== AIM OF THE EXERCISE ==
Retype the records below word for word and omit any image.

== PROVIDED INFORMATION ==
· · · · · · ·
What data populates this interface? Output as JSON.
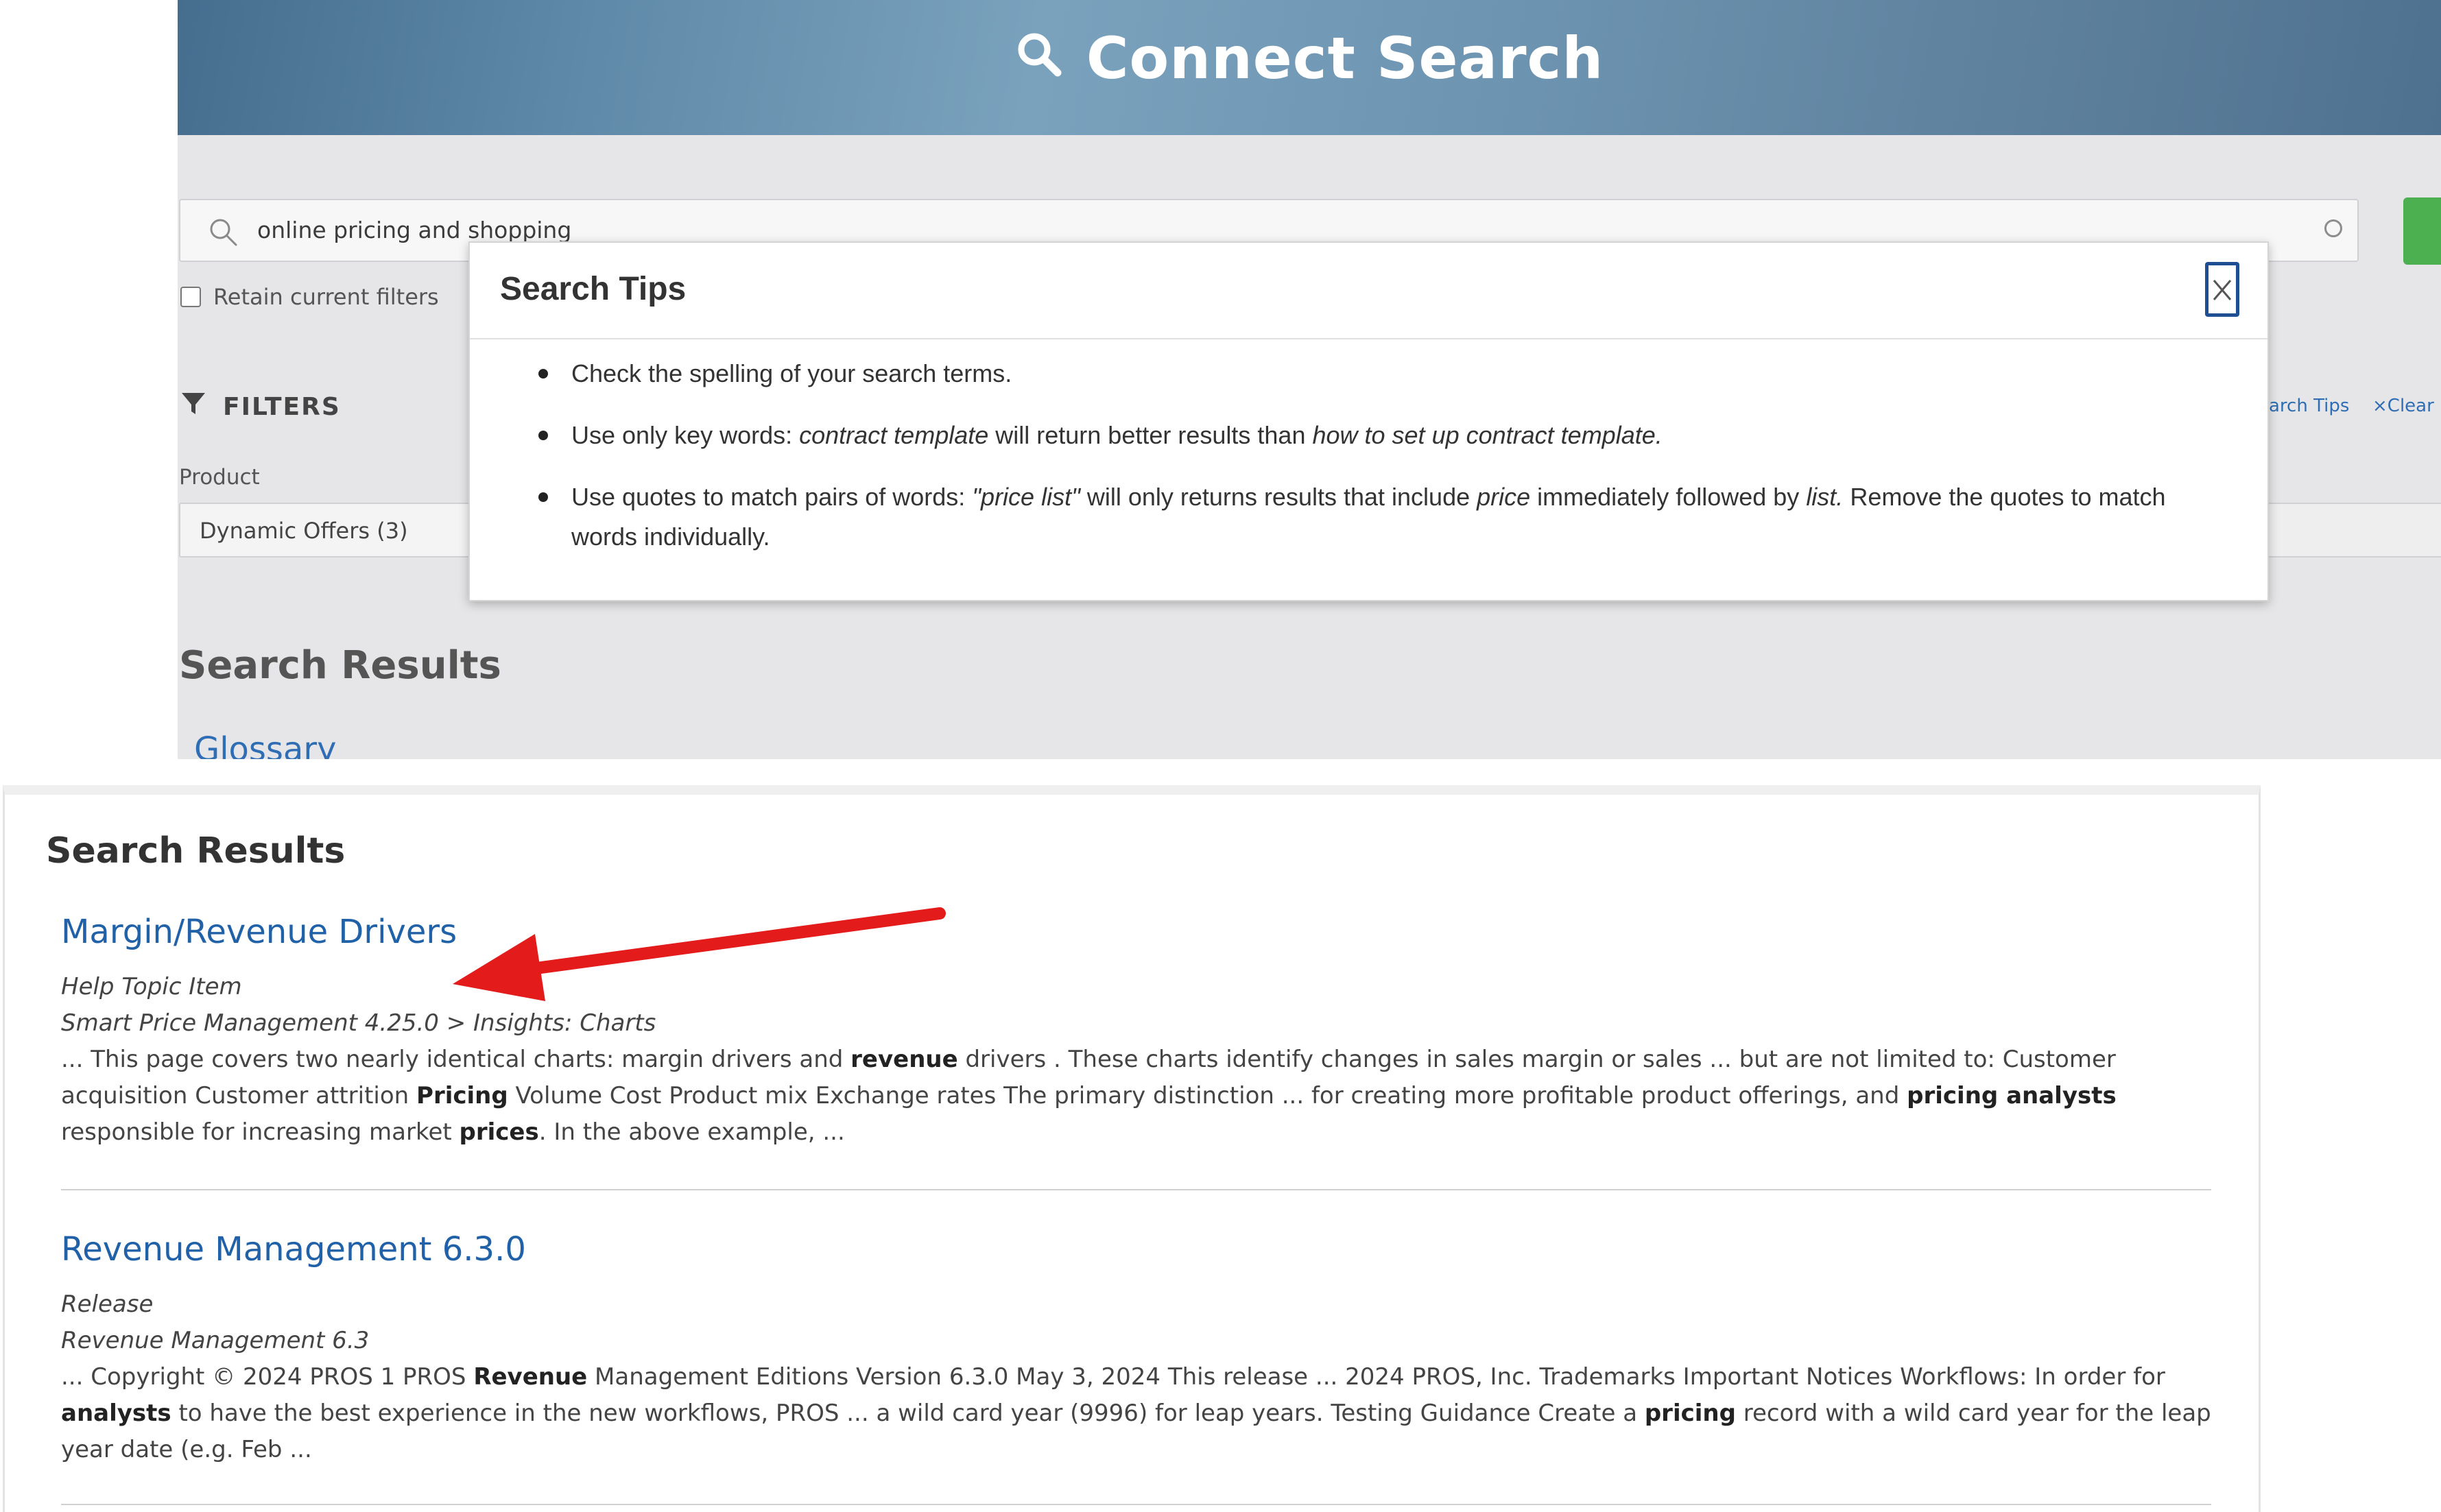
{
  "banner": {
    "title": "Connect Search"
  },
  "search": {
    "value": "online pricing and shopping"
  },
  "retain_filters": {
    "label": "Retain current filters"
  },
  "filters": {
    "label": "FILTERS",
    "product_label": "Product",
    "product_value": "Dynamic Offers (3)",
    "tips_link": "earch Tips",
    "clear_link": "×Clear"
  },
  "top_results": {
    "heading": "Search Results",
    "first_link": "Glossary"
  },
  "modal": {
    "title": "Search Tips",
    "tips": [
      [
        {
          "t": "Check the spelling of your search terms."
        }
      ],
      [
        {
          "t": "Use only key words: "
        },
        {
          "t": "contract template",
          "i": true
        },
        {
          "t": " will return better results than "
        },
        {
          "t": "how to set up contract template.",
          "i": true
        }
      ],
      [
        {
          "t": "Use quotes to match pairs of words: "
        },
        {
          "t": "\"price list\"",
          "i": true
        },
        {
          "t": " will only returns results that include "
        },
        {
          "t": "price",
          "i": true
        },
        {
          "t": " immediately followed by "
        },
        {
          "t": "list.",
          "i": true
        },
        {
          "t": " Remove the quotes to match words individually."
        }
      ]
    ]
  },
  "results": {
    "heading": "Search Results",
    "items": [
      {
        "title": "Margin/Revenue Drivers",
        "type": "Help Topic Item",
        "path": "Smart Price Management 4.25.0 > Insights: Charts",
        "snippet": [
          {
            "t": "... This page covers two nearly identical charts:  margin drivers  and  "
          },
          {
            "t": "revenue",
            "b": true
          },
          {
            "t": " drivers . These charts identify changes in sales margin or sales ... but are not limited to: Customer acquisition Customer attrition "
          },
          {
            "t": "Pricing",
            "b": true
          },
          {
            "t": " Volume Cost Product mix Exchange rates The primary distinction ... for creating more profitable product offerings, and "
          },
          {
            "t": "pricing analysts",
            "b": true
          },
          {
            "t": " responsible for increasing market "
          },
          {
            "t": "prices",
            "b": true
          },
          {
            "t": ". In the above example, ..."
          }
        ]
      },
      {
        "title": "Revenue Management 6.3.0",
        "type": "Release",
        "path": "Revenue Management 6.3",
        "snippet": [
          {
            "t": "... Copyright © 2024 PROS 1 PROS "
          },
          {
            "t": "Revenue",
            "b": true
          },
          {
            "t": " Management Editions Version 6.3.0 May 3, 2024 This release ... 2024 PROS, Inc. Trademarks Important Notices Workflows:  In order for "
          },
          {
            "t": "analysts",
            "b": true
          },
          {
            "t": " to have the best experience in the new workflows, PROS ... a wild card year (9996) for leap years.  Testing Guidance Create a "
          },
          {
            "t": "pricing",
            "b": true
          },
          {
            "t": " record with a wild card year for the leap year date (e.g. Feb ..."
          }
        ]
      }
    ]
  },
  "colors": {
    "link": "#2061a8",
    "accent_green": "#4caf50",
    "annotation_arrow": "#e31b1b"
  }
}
· · · · · · ·
== EXERCISE RESPONSE ==
What data populates this interface? Output as JSON.
{
  "banner": {
    "title": "Connect Search"
  },
  "search": {
    "value": "online pricing and shopping"
  },
  "retain_filters": {
    "label": "Retain current filters"
  },
  "filters": {
    "label": "FILTERS",
    "product_label": "Product",
    "product_value": "Dynamic Offers (3)",
    "tips_link": "earch Tips",
    "clear_link": "×Clear"
  },
  "top_results": {
    "heading": "Search Results",
    "first_link": "Glossary"
  },
  "modal": {
    "title": "Search Tips",
    "tips": [
      [
        {
          "t": "Check the spelling of your search terms."
        }
      ],
      [
        {
          "t": "Use only key words: "
        },
        {
          "t": "contract template",
          "i": true
        },
        {
          "t": " will return better results than "
        },
        {
          "t": "how to set up contract template.",
          "i": true
        }
      ],
      [
        {
          "t": "Use quotes to match pairs of words: "
        },
        {
          "t": "\"price list\"",
          "i": true
        },
        {
          "t": " will only returns results that include "
        },
        {
          "t": "price",
          "i": true
        },
        {
          "t": " immediately followed by "
        },
        {
          "t": "list.",
          "i": true
        },
        {
          "t": " Remove the quotes to match words individually."
        }
      ]
    ]
  },
  "results": {
    "heading": "Search Results",
    "items": [
      {
        "title": "Margin/Revenue Drivers",
        "type": "Help Topic Item",
        "path": "Smart Price Management 4.25.0 > Insights: Charts",
        "snippet": [
          {
            "t": "... This page covers two nearly identical charts:  margin drivers  and  "
          },
          {
            "t": "revenue",
            "b": true
          },
          {
            "t": " drivers . These charts identify changes in sales margin or sales ... but are not limited to: Customer acquisition Customer attrition "
          },
          {
            "t": "Pricing",
            "b": true
          },
          {
            "t": " Volume Cost Product mix Exchange rates The primary distinction ... for creating more profitable product offerings, and "
          },
          {
            "t": "pricing analysts",
            "b": true
          },
          {
            "t": " responsible for increasing market "
          },
          {
            "t": "prices",
            "b": true
          },
          {
            "t": ". In the above example, ..."
          }
        ]
      },
      {
        "title": "Revenue Management 6.3.0",
        "type": "Release",
        "path": "Revenue Management 6.3",
        "snippet": [
          {
            "t": "... Copyright © 2024 PROS 1 PROS "
          },
          {
            "t": "Revenue",
            "b": true
          },
          {
            "t": " Management Editions Version 6.3.0 May 3, 2024 This release ... 2024 PROS, Inc. Trademarks Important Notices Workflows:  In order for "
          },
          {
            "t": "analysts",
            "b": true
          },
          {
            "t": " to have the best experience in the new workflows, PROS ... a wild card year (9996) for leap years.  Testing Guidance Create a "
          },
          {
            "t": "pricing",
            "b": true
          },
          {
            "t": " record with a wild card year for the leap year date (e.g. Feb ..."
          }
        ]
      }
    ]
  },
  "colors": {
    "link": "#2061a8",
    "accent_green": "#4caf50",
    "annotation_arrow": "#e31b1b"
  }
}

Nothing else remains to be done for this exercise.